▸ **STATED TASK**:
Without including any pictures, copy each entry below exactly.

---------- EXCERPTED RECORDS

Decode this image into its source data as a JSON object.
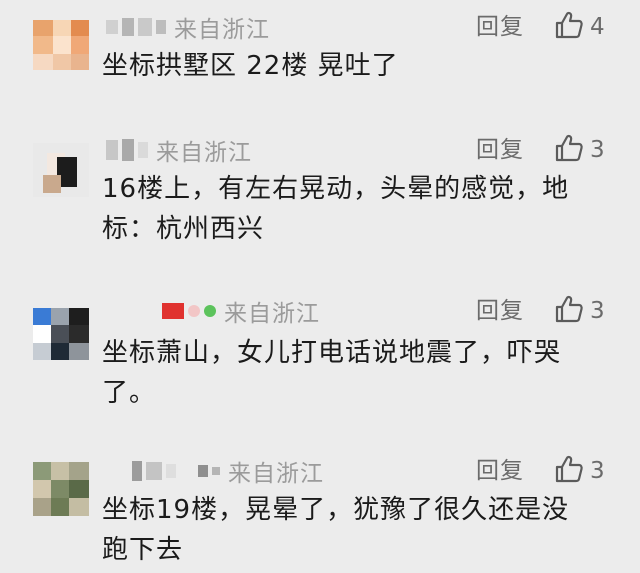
{
  "comments": [
    {
      "source": "来自浙江",
      "reply_label": "回复",
      "likes": "4",
      "text": "坐标拱墅区 22楼 晃吐了"
    },
    {
      "source": "来自浙江",
      "reply_label": "回复",
      "likes": "3",
      "text_line1": "16楼上，有左右晃动，头晕的感觉，地",
      "text_line2": "标：杭州西兴"
    },
    {
      "source": "来自浙江",
      "reply_label": "回复",
      "likes": "3",
      "text_line1": "坐标萧山，女儿打电话说地震了，吓哭",
      "text_line2": "了。"
    },
    {
      "source": "来自浙江",
      "reply_label": "回复",
      "likes": "3",
      "text_line1": "坐标19楼，晃晕了，犹豫了很久还是没",
      "text_line2": "跑下去"
    }
  ],
  "colors": {
    "background": "#ececec",
    "source_text": "#9b9b9b",
    "action_text": "#6b6b6b",
    "body_text": "#1b1b1b"
  },
  "icons": {
    "like": "thumbs-up-icon",
    "avatar": "blurred-avatar"
  }
}
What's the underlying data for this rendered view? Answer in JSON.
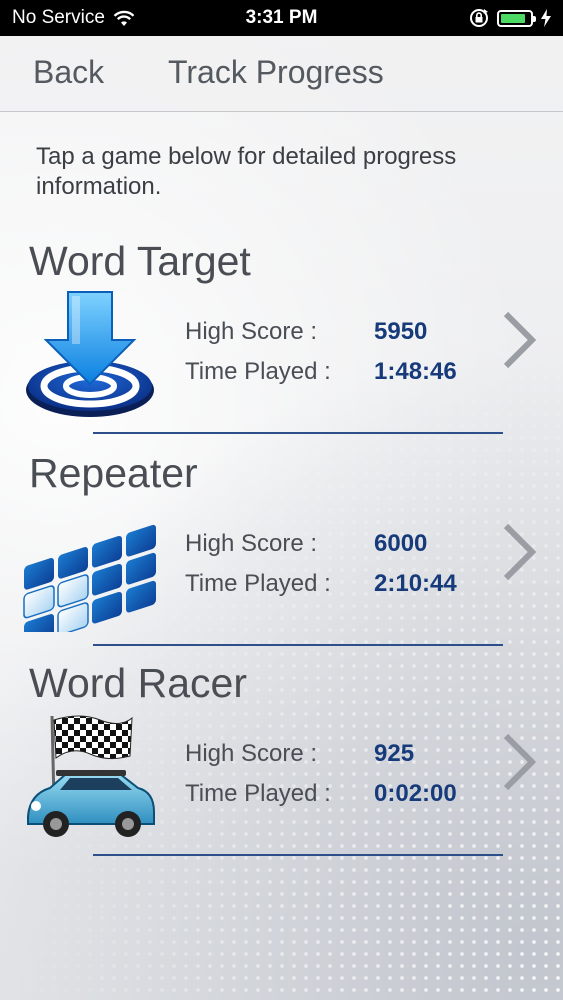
{
  "status_bar": {
    "carrier": "No Service",
    "time": "3:31 PM",
    "battery_level": 0.85,
    "icons": [
      "wifi-icon",
      "rotation-lock-icon",
      "battery-icon",
      "charging-icon"
    ]
  },
  "nav": {
    "back_label": "Back",
    "title": "Track Progress"
  },
  "instructions": "Tap a game below for detailed progress information.",
  "colors": {
    "accent_value": "#163a7a",
    "divider": "#2d4f8a",
    "text": "#4a4e54"
  },
  "games": [
    {
      "title": "Word Target",
      "icon": "target-arrow-icon",
      "high_score_label": "High Score :",
      "high_score": "5950",
      "time_played_label": "Time Played :",
      "time_played": "1:48:46"
    },
    {
      "title": "Repeater",
      "icon": "tile-grid-icon",
      "high_score_label": "High Score :",
      "high_score": "6000",
      "time_played_label": "Time Played :",
      "time_played": "2:10:44"
    },
    {
      "title": "Word Racer",
      "icon": "race-car-flag-icon",
      "high_score_label": "High Score :",
      "high_score": "925",
      "time_played_label": "Time Played :",
      "time_played": "0:02:00"
    }
  ]
}
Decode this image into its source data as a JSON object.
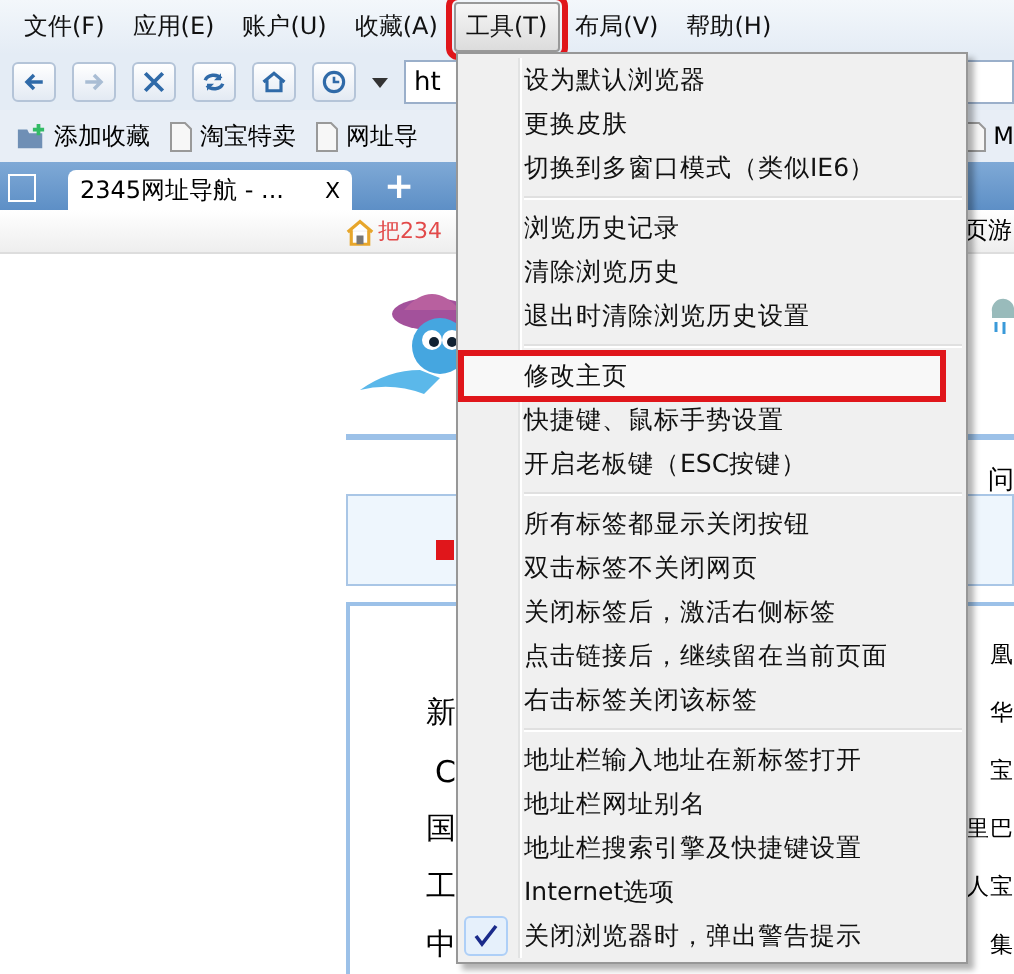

--------------------

▸ **WRITTEN SOLUTION**:
Decode this image into its source data as a JSON object.
{
  "comments": [
    {
      "source": "来自浙江",
      "reply_label": "回复",
      "likes": "4",
      "text": "坐标拱墅区 22楼 晃吐了"
    },
    {
      "source": "来自浙江",
      "reply_label": "回复",
      "likes": "3",
      "text_line1": "16楼上，有左右晃动，头晕的感觉，地",
      "text_line2": "标：杭州西兴"
    },
    {
      "source": "来自浙江",
      "reply_label": "回复",
      "likes": "3",
      "text_line1": "坐标萧山，女儿打电话说地震了，吓哭",
      "text_line2": "了。"
    },
    {
      "source": "来自浙江",
      "reply_label": "回复",
      "likes": "3",
      "text_line1": "坐标19楼，晃晕了，犹豫了很久还是没",
      "text_line2": "跑下去"
    }
  ],
  "colors": {
    "background": "#ececec",
    "source_text": "#9b9b9b",
    "action_text": "#6b6b6b",
    "body_text": "#1b1b1b"
  },
  "icons": {
    "like": "thumbs-up-icon",
    "avatar": "blurred-avatar"
  }
}
What's the underlying data for this rendered view? Answer in JSON.
{
  "status_bar": {
    "carrier": "No Service",
    "time": "3:31 PM",
    "battery_level": 0.85,
    "icons": [
      "wifi-icon",
      "rotation-lock-icon",
      "battery-icon",
      "charging-icon"
    ]
  },
  "nav": {
    "back_label": "Back",
    "title": "Track Progress"
  },
  "instructions": "Tap a game below for detailed progress information.",
  "colors": {
    "accent_value": "#163a7a",
    "divider": "#2d4f8a",
    "text": "#4a4e54"
  },
  "games": [
    {
      "title": "Word Target",
      "icon": "target-arrow-icon",
      "high_score_label": "High Score :",
      "high_score": "5950",
      "time_played_label": "Time Played :",
      "time_played": "1:48:46"
    },
    {
      "title": "Repeater",
      "icon": "tile-grid-icon",
      "high_score_label": "High Score :",
      "high_score": "6000",
      "time_played_label": "Time Played :",
      "time_played": "2:10:44"
    },
    {
      "title": "Word Racer",
      "icon": "race-car-flag-icon",
      "high_score_label": "High Score :",
      "high_score": "925",
      "time_played_label": "Time Played :",
      "time_played": "0:02:00"
    }
  ]
}
Decode this image into its source data as a JSON object.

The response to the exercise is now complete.